**Exercise requirements:** Each entry below is to be extracted exactly.

**Material supplied:**
------------------------------------------------------------------------

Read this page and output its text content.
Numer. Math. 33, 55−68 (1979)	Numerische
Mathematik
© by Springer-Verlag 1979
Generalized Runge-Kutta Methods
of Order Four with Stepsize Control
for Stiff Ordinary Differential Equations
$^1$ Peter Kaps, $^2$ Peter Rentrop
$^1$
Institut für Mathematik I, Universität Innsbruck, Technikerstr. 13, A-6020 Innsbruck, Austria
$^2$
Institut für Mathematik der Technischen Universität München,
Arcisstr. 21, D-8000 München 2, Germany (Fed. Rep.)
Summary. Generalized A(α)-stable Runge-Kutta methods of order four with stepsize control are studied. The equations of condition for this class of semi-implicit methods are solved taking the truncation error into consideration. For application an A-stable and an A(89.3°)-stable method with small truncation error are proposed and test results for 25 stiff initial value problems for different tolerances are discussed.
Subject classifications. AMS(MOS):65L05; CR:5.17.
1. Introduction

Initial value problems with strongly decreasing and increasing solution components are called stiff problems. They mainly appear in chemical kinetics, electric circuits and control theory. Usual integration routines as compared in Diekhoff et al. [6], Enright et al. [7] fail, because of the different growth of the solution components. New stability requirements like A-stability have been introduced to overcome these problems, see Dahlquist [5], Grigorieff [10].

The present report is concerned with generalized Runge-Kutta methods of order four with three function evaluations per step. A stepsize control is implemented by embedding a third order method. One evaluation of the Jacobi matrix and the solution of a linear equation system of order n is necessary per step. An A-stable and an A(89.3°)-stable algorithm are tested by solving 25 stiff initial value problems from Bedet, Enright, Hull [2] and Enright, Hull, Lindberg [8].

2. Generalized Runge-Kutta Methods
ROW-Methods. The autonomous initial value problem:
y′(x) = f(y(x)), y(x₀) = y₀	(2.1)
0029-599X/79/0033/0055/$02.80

------------------------------------------------------------------------

**Solution to this exercise:**
Read this page and output its text content.
Numer. Math. 33, 55−68 (1979)	Numerische
Mathematik
© by Springer-Verlag 1979
Generalized Runge-Kutta Methods
of Order Four with Stepsize Control
for Stiff Ordinary Differential Equations
$^1$ Peter Kaps, $^2$ Peter Rentrop
$^1$
Institut für Mathematik I, Universität Innsbruck, Technikerstr. 13, A-6020 Innsbruck, Austria
$^2$
Institut für Mathematik der Technischen Universität München,
Arcisstr. 21, D-8000 München 2, Germany (Fed. Rep.)
Summary. Generalized A(α)-stable Runge-Kutta methods of order four with stepsize control are studied. The equations of condition for this class of semi-implicit methods are solved taking the truncation error into consideration. For application an A-stable and an A(89.3°)-stable method with small truncation error are proposed and test results for 25 stiff initial value problems for different tolerances are discussed.
Subject classifications. AMS(MOS):65L05; CR:5.17.
1. Introduction

Initial value problems with strongly decreasing and increasing solution components are called stiff problems. They mainly appear in chemical kinetics, electric circuits and control theory. Usual integration routines as compared in Diekhoff et al. [6], Enright et al. [7] fail, because of the different growth of the solution components. New stability requirements like A-stability have been introduced to overcome these problems, see Dahlquist [5], Grigorieff [10].

The present report is concerned with generalized Runge-Kutta methods of order four with three function evaluations per step. A stepsize control is implemented by embedding a third order method. One evaluation of the Jacobi matrix and the solution of a linear equation system of order n is necessary per step. An A-stable and an A(89.3°)-stable algorithm are tested by solving 25 stiff initial value problems from Bedet, Enright, Hull [2] and Enright, Hull, Lindberg [8].

2. Generalized Runge-Kutta Methods
ROW-Methods. The autonomous initial value problem:
y′(x) = f(y(x)), y(x₀) = y₀	(2.1)
0029-599X/79/0033/0055/$02.80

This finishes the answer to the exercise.